Directions:
Copy out every record below, word for word.

Provided material:

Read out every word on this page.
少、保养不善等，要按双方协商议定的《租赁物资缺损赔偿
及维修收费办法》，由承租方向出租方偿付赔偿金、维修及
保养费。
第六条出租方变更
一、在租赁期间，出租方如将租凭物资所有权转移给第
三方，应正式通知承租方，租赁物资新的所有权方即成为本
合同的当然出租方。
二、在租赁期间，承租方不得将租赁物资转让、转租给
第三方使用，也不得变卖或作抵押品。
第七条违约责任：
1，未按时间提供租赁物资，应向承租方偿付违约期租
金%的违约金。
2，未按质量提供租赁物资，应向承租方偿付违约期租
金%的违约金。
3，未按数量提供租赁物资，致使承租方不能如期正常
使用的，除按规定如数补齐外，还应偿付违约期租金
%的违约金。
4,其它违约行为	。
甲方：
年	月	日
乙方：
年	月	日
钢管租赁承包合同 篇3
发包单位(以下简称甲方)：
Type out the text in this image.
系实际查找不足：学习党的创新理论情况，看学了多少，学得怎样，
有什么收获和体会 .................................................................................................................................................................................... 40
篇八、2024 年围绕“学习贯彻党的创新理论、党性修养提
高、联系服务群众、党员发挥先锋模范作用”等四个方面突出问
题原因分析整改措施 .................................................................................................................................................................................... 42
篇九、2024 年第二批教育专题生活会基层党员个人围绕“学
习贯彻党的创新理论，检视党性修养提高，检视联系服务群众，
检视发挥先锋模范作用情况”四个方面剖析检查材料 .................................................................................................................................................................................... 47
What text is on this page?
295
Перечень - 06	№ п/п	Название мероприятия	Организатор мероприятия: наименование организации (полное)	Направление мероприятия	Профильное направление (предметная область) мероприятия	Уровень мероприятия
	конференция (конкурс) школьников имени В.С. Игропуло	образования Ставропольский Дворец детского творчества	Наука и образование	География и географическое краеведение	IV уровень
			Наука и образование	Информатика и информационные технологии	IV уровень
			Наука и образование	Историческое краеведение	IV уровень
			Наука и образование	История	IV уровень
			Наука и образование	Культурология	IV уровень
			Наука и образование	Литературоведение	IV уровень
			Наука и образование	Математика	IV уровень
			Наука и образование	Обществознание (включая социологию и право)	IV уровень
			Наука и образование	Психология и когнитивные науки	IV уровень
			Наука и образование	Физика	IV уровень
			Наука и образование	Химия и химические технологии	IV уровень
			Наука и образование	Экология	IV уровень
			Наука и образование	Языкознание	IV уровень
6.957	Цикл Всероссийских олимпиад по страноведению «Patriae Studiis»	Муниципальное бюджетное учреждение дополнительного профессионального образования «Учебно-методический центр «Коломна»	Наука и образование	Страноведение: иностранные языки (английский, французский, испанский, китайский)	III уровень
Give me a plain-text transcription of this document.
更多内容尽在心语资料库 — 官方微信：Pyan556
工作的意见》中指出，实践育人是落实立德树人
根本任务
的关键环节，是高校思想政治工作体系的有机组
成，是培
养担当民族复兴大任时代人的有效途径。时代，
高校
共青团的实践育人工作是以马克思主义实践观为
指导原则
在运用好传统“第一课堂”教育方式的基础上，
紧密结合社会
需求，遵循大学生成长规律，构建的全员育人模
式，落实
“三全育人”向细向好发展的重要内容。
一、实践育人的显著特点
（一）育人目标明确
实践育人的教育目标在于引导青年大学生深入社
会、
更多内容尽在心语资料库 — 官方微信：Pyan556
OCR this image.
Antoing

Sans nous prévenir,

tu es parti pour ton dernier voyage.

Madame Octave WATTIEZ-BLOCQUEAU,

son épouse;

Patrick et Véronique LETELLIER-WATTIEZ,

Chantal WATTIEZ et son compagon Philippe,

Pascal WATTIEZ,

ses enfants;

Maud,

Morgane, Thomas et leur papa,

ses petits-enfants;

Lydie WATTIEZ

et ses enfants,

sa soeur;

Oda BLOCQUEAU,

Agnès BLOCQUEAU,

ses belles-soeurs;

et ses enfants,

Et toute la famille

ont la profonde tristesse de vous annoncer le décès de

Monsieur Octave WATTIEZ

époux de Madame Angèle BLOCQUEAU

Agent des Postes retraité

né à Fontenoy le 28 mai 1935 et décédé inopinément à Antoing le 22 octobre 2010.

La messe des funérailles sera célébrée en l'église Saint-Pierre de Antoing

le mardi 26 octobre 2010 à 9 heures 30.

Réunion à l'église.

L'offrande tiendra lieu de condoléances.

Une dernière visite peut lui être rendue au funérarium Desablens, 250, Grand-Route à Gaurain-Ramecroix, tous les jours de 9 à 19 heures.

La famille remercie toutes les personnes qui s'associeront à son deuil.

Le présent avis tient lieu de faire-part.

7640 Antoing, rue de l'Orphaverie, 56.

Exercise result:
Read out every word on this page.
少、保养不善等，要按双方协商议定的《租赁物资缺损赔偿
及维修收费办法》，由承租方向出租方偿付赔偿金、维修及
保养费。
第六条出租方变更
一、在租赁期间，出租方如将租凭物资所有权转移给第
三方，应正式通知承租方，租赁物资新的所有权方即成为本
合同的当然出租方。
二、在租赁期间，承租方不得将租赁物资转让、转租给
第三方使用，也不得变卖或作抵押品。
第七条违约责任：
1，未按时间提供租赁物资，应向承租方偿付违约期租
金%的违约金。
2，未按质量提供租赁物资，应向承租方偿付违约期租
金%的违约金。
3，未按数量提供租赁物资，致使承租方不能如期正常
使用的，除按规定如数补齐外，还应偿付违约期租金
%的违约金。
4,其它违约行为	。
甲方：
年	月	日
乙方：
年	月	日
钢管租赁承包合同 篇3
发包单位(以下简称甲方)：
Type out the text in this image.
系实际查找不足：学习党的创新理论情况，看学了多少，学得怎样，
有什么收获和体会 .................................................................................................................................................................................... 40
篇八、2024 年围绕“学习贯彻党的创新理论、党性修养提
高、联系服务群众、党员发挥先锋模范作用”等四个方面突出问
题原因分析整改措施 .................................................................................................................................................................................... 42
篇九、2024 年第二批教育专题生活会基层党员个人围绕“学
习贯彻党的创新理论，检视党性修养提高，检视联系服务群众，
检视发挥先锋模范作用情况”四个方面剖析检查材料 .................................................................................................................................................................................... 47
What text is on this page?
295
Перечень - 06	№ п/п	Название мероприятия	Организатор мероприятия: наименование организации (полное)	Направление мероприятия	Профильное направление (предметная область) мероприятия	Уровень мероприятия
	конференция (конкурс) школьников имени В.С. Игропуло	образования Ставропольский Дворец детского творчества	Наука и образование	География и географическое краеведение	IV уровень
			Наука и образование	Информатика и информационные технологии	IV уровень
			Наука и образование	Историческое краеведение	IV уровень
			Наука и образование	История	IV уровень
			Наука и образование	Культурология	IV уровень
			Наука и образование	Литературоведение	IV уровень
			Наука и образование	Математика	IV уровень
			Наука и образование	Обществознание (включая социологию и право)	IV уровень
			Наука и образование	Психология и когнитивные науки	IV уровень
			Наука и образование	Физика	IV уровень
			Наука и образование	Химия и химические технологии	IV уровень
			Наука и образование	Экология	IV уровень
			Наука и образование	Языкознание	IV уровень
6.957	Цикл Всероссийских олимпиад по страноведению «Patriae Studiis»	Муниципальное бюджетное учреждение дополнительного профессионального образования «Учебно-методический центр «Коломна»	Наука и образование	Страноведение: иностранные языки (английский, французский, испанский, китайский)	III уровень
Give me a plain-text transcription of this document.
更多内容尽在心语资料库 — 官方微信：Pyan556
工作的意见》中指出，实践育人是落实立德树人
根本任务
的关键环节，是高校思想政治工作体系的有机组
成，是培
养担当民族复兴大任时代人的有效途径。时代，
高校
共青团的实践育人工作是以马克思主义实践观为
指导原则
在运用好传统“第一课堂”教育方式的基础上，
紧密结合社会
需求，遵循大学生成长规律，构建的全员育人模
式，落实
“三全育人”向细向好发展的重要内容。
一、实践育人的显著特点
（一）育人目标明确
实践育人的教育目标在于引导青年大学生深入社
会、
更多内容尽在心语资料库 — 官方微信：Pyan556
OCR this image.
Antoing

Sans nous prévenir,

tu es parti pour ton dernier voyage.

Madame Octave WATTIEZ-BLOCQUEAU,

son épouse;

Patrick et Véronique LETELLIER-WATTIEZ,

Chantal WATTIEZ et son compagon Philippe,

Pascal WATTIEZ,

ses enfants;

Maud,

Morgane, Thomas et leur papa,

ses petits-enfants;

Lydie WATTIEZ

et ses enfants,

sa soeur;

Oda BLOCQUEAU,

Agnès BLOCQUEAU,

ses belles-soeurs;

et ses enfants,

Et toute la famille

ont la profonde tristesse de vous annoncer le décès de

Monsieur Octave WATTIEZ

époux de Madame Angèle BLOCQUEAU

Agent des Postes retraité

né à Fontenoy le 28 mai 1935 et décédé inopinément à Antoing le 22 octobre 2010.

La messe des funérailles sera célébrée en l'église Saint-Pierre de Antoing

le mardi 26 octobre 2010 à 9 heures 30.

Réunion à l'église.

L'offrande tiendra lieu de condoléances.

Une dernière visite peut lui être rendue au funérarium Desablens, 250, Grand-Route à Gaurain-Ramecroix, tous les jours de 9 à 19 heures.

La famille remercie toutes les personnes qui s'associeront à son deuil.

Le présent avis tient lieu de faire-part.

7640 Antoing, rue de l'Orphaverie, 56.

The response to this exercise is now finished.